(Records that describe figures)
'''

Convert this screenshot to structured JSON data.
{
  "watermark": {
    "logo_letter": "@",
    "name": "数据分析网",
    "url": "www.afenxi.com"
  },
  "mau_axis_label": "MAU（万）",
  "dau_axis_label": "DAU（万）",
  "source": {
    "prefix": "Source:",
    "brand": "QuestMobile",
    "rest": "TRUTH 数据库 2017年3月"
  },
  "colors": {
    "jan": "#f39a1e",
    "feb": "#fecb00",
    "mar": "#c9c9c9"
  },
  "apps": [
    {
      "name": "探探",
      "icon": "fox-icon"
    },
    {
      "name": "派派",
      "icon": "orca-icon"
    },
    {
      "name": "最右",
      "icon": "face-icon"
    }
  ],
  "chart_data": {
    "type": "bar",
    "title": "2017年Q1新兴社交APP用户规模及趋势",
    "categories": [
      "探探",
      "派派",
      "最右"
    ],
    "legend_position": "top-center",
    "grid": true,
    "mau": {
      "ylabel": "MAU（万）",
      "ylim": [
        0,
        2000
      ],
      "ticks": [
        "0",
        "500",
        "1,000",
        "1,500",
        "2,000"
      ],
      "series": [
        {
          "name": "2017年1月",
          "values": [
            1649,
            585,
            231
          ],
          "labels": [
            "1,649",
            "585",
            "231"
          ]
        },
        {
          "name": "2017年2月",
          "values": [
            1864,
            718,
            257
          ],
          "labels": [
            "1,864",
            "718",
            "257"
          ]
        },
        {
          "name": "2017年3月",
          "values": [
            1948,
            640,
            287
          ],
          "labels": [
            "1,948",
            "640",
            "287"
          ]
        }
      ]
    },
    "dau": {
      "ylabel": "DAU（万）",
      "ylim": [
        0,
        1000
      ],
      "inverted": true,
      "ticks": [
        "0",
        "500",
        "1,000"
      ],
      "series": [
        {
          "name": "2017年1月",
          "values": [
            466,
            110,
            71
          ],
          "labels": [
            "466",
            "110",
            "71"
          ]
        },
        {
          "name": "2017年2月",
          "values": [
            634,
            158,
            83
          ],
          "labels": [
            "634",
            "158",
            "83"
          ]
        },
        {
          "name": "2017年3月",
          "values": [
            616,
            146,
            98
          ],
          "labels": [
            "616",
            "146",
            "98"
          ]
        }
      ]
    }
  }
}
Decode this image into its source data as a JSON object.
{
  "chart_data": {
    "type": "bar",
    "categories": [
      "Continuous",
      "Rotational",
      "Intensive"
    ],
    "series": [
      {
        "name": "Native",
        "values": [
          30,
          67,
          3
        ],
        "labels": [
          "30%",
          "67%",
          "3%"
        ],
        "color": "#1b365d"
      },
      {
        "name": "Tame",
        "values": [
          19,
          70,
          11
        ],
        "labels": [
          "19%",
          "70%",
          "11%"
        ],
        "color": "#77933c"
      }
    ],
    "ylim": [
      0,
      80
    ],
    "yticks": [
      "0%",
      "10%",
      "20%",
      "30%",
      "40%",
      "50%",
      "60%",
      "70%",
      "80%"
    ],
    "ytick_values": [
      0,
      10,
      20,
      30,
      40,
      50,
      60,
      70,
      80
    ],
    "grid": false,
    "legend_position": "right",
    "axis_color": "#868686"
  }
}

'''

» Task requirements: Each line of the material above needs to be quoted exactly, please.

» Exercise output:
Convert this screenshot to structured JSON data.
{
  "watermark": {
    "logo_letter": "@",
    "name": "数据分析网",
    "url": "www.afenxi.com"
  },
  "mau_axis_label": "MAU（万）",
  "dau_axis_label": "DAU（万）",
  "source": {
    "prefix": "Source:",
    "brand": "QuestMobile",
    "rest": "TRUTH 数据库 2017年3月"
  },
  "colors": {
    "jan": "#f39a1e",
    "feb": "#fecb00",
    "mar": "#c9c9c9"
  },
  "apps": [
    {
      "name": "探探",
      "icon": "fox-icon"
    },
    {
      "name": "派派",
      "icon": "orca-icon"
    },
    {
      "name": "最右",
      "icon": "face-icon"
    }
  ],
  "chart_data": {
    "type": "bar",
    "title": "2017年Q1新兴社交APP用户规模及趋势",
    "categories": [
      "探探",
      "派派",
      "最右"
    ],
    "legend_position": "top-center",
    "grid": true,
    "mau": {
      "ylabel": "MAU（万）",
      "ylim": [
        0,
        2000
      ],
      "ticks": [
        "0",
        "500",
        "1,000",
        "1,500",
        "2,000"
      ],
      "series": [
        {
          "name": "2017年1月",
          "values": [
            1649,
            585,
            231
          ],
          "labels": [
            "1,649",
            "585",
            "231"
          ]
        },
        {
          "name": "2017年2月",
          "values": [
            1864,
            718,
            257
          ],
          "labels": [
            "1,864",
            "718",
            "257"
          ]
        },
        {
          "name": "2017年3月",
          "values": [
            1948,
            640,
            287
          ],
          "labels": [
            "1,948",
            "640",
            "287"
          ]
        }
      ]
    },
    "dau": {
      "ylabel": "DAU（万）",
      "ylim": [
        0,
        1000
      ],
      "inverted": true,
      "ticks": [
        "0",
        "500",
        "1,000"
      ],
      "series": [
        {
          "name": "2017年1月",
          "values": [
            466,
            110,
            71
          ],
          "labels": [
            "466",
            "110",
            "71"
          ]
        },
        {
          "name": "2017年2月",
          "values": [
            634,
            158,
            83
          ],
          "labels": [
            "634",
            "158",
            "83"
          ]
        },
        {
          "name": "2017年3月",
          "values": [
            616,
            146,
            98
          ],
          "labels": [
            "616",
            "146",
            "98"
          ]
        }
      ]
    }
  }
}
Decode this image into its source data as a JSON object.
{
  "chart_data": {
    "type": "bar",
    "categories": [
      "Continuous",
      "Rotational",
      "Intensive"
    ],
    "series": [
      {
        "name": "Native",
        "values": [
          30,
          67,
          3
        ],
        "labels": [
          "30%",
          "67%",
          "3%"
        ],
        "color": "#1b365d"
      },
      {
        "name": "Tame",
        "values": [
          19,
          70,
          11
        ],
        "labels": [
          "19%",
          "70%",
          "11%"
        ],
        "color": "#77933c"
      }
    ],
    "ylim": [
      0,
      80
    ],
    "yticks": [
      "0%",
      "10%",
      "20%",
      "30%",
      "40%",
      "50%",
      "60%",
      "70%",
      "80%"
    ],
    "ytick_values": [
      0,
      10,
      20,
      30,
      40,
      50,
      60,
      70,
      80
    ],
    "grid": false,
    "legend_position": "right",
    "axis_color": "#868686"
  }
}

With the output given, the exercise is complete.